## Work required
Look for the word "been" in the entries below, then copy every line that has it.
* Start *
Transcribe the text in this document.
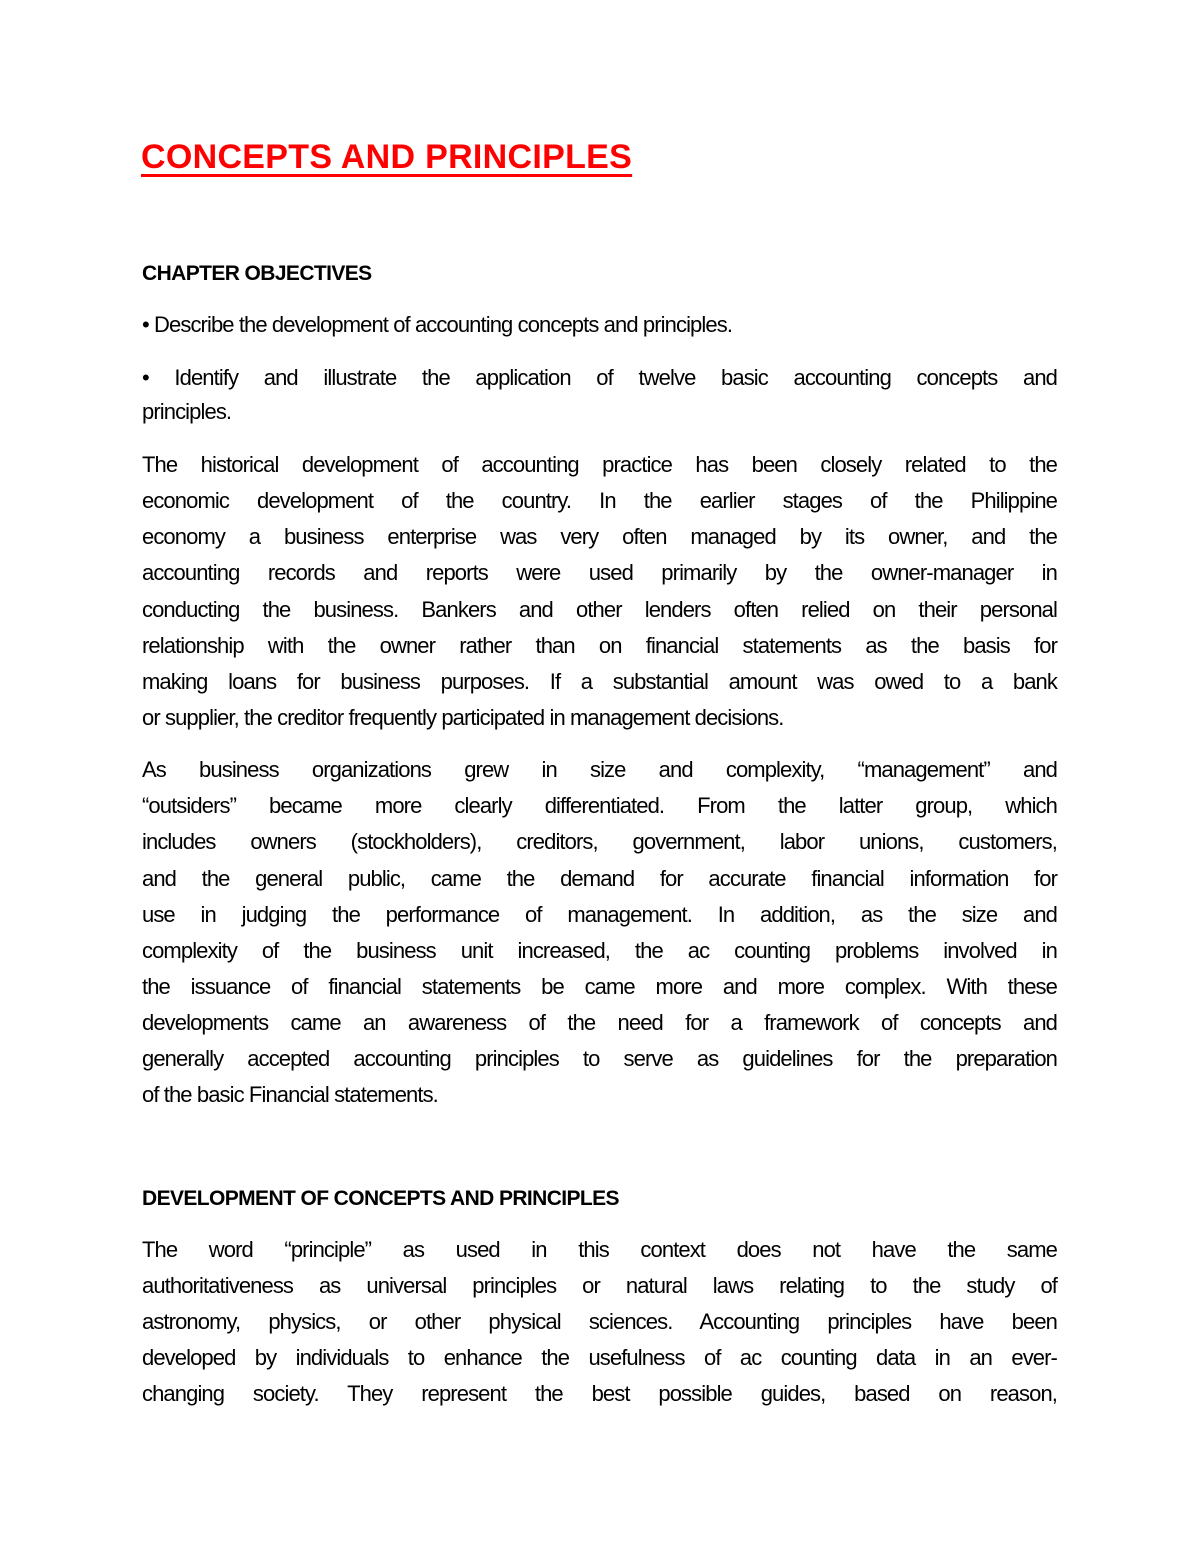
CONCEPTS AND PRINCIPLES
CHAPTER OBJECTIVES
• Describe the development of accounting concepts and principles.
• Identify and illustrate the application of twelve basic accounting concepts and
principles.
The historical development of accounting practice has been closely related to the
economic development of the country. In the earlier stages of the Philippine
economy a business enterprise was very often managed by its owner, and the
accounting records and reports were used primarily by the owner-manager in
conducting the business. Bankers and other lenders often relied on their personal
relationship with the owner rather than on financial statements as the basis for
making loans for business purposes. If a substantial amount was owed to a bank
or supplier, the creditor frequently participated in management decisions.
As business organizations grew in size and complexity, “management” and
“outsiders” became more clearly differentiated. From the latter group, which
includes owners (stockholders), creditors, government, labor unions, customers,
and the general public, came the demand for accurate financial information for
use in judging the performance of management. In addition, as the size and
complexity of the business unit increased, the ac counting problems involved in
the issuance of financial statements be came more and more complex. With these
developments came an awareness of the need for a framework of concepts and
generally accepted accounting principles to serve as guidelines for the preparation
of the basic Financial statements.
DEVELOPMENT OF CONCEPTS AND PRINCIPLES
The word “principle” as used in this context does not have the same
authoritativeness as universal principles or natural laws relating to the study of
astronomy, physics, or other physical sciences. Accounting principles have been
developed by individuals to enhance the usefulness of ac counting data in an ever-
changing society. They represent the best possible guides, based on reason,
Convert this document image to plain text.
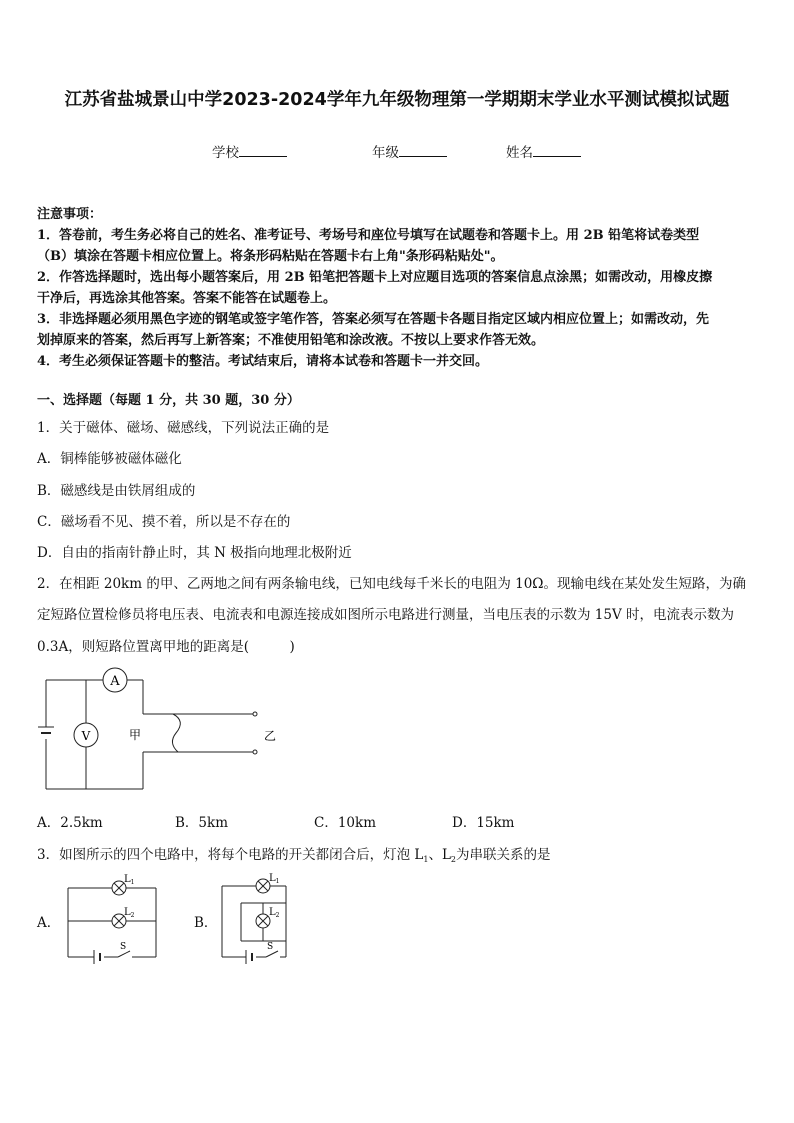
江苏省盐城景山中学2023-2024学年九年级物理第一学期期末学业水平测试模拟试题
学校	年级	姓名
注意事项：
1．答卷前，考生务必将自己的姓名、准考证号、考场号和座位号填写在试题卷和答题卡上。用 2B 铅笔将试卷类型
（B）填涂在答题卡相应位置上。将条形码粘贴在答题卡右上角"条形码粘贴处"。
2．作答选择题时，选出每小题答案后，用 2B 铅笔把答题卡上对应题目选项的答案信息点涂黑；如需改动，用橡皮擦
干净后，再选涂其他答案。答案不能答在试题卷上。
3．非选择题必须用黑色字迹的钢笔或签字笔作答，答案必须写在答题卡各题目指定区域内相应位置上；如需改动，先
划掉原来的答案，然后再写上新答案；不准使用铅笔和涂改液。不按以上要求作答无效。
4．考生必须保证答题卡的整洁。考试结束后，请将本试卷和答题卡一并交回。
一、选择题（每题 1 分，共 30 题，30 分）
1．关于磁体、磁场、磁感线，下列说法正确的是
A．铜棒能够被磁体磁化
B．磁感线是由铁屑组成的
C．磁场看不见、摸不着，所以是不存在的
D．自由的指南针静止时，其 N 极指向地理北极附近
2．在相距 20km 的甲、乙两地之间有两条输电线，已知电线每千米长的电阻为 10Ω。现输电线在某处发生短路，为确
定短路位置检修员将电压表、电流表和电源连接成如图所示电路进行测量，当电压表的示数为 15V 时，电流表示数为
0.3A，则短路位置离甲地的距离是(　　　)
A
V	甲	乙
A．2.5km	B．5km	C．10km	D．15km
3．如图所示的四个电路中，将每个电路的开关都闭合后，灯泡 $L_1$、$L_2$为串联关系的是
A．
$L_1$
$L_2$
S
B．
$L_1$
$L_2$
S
* End *
## Response to this task
The historical development of accounting practice has been closely related to the
astronomy, physics, or other physical sciences. Accounting principles have been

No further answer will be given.